### Extracted records:
******************************

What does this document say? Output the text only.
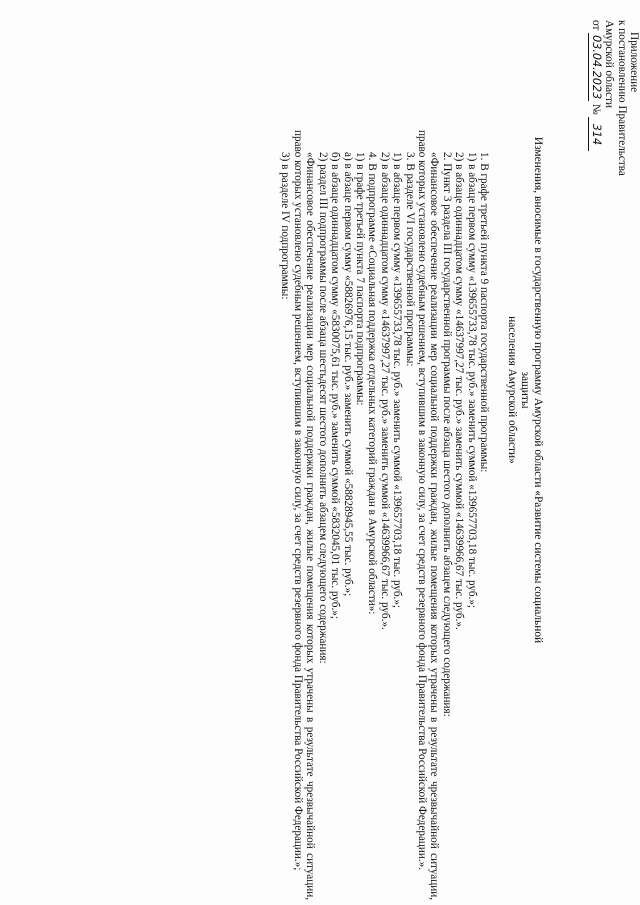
Приложение
к постановлению Правительства
Амурской области
от 03.04.2023 № 314
Изменения, вносимые в государственную программу Амурской области «Развитие системы социальной защиты
населения Амурской области»

1. В графе третьей пункта 9 паспорта государственной программы:

1) в абзаце первом сумму «139655733,78 тыс. руб.» заменить суммой «139657703,18 тыс. руб.»;

2) в абзаце одиннадцатом сумму «14637997,27 тыс. руб.» заменить суммой «14639966,67 тыс. руб.».

2. Пункт 3 раздела III государственной программы после абзаца шестого дополнить абзацем следующего содержания:

«Финансовое обеспечение реализации мер социальной поддержки граждан, жилые помещения которых утрачены в результате чрезвычайной ситуации, право которых установлено судебным решением, вступившим в законную силу, за счет средств резервного фонда Правительства Российской Федерации.».

3. В разделе VI государственной программы:

1) в абзаце первом сумму «139655733,78 тыс. руб.» заменить суммой «139657703,18 тыс. руб.»;

2) в абзаце одиннадцатом сумму «14637997,27 тыс. руб.» заменить суммой «14639966,67 тыс. руб.».

4. В подпрограмме «Социальная поддержка отдельных категорий граждан в Амурской области»:

1) в графе третьей пункта 7 паспорта подпрограммы:

а) в абзаце первом сумму «58826976,15 тыс. руб.» заменить суммой «58828945,55 тыс. руб.»;

б) в абзаце одиннадцатом сумму «5830075,61 тыс. руб.» заменить суммой «5832045,01 тыс. руб.»;

2) раздел III подпрограммы после абзаца шестьдесят шестого дополнить абзацем следующего содержания:

«Финансовое обеспечение реализации мер социальной поддержки граждан, жилые помещения которых утрачены в результате чрезвычайной ситуации, право которых установлено судебным решением, вступившим в законную силу, за счет средств резервного фонда Правительства Российской Федерации.»;

3) в разделе IV подпрограммы:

******************************

### Short task:
Exactly reproduce the entries above, minus the pictures.

### Result:
What does this document say? Output the text only.
Приложение
к постановлению Правительства
Амурской области
от 03.04.2023 № 314
Изменения, вносимые в государственную программу Амурской области «Развитие системы социальной защиты
населения Амурской области»

1. В графе третьей пункта 9 паспорта государственной программы:

1) в абзаце первом сумму «139655733,78 тыс. руб.» заменить суммой «139657703,18 тыс. руб.»;

2) в абзаце одиннадцатом сумму «14637997,27 тыс. руб.» заменить суммой «14639966,67 тыс. руб.».

2. Пункт 3 раздела III государственной программы после абзаца шестого дополнить абзацем следующего содержания:

«Финансовое обеспечение реализации мер социальной поддержки граждан, жилые помещения которых утрачены в результате чрезвычайной ситуации, право которых установлено судебным решением, вступившим в законную силу, за счет средств резервного фонда Правительства Российской Федерации.».

3. В разделе VI государственной программы:

1) в абзаце первом сумму «139655733,78 тыс. руб.» заменить суммой «139657703,18 тыс. руб.»;

2) в абзаце одиннадцатом сумму «14637997,27 тыс. руб.» заменить суммой «14639966,67 тыс. руб.».

4. В подпрограмме «Социальная поддержка отдельных категорий граждан в Амурской области»:

1) в графе третьей пункта 7 паспорта подпрограммы:

а) в абзаце первом сумму «58826976,15 тыс. руб.» заменить суммой «58828945,55 тыс. руб.»;

б) в абзаце одиннадцатом сумму «5830075,61 тыс. руб.» заменить суммой «5832045,01 тыс. руб.»;

2) раздел III подпрограммы после абзаца шестьдесят шестого дополнить абзацем следующего содержания:

«Финансовое обеспечение реализации мер социальной поддержки граждан, жилые помещения которых утрачены в результате чрезвычайной ситуации, право которых установлено судебным решением, вступившим в законную силу, за счет средств резервного фонда Правительства Российской Федерации.»;

3) в разделе IV подпрограммы:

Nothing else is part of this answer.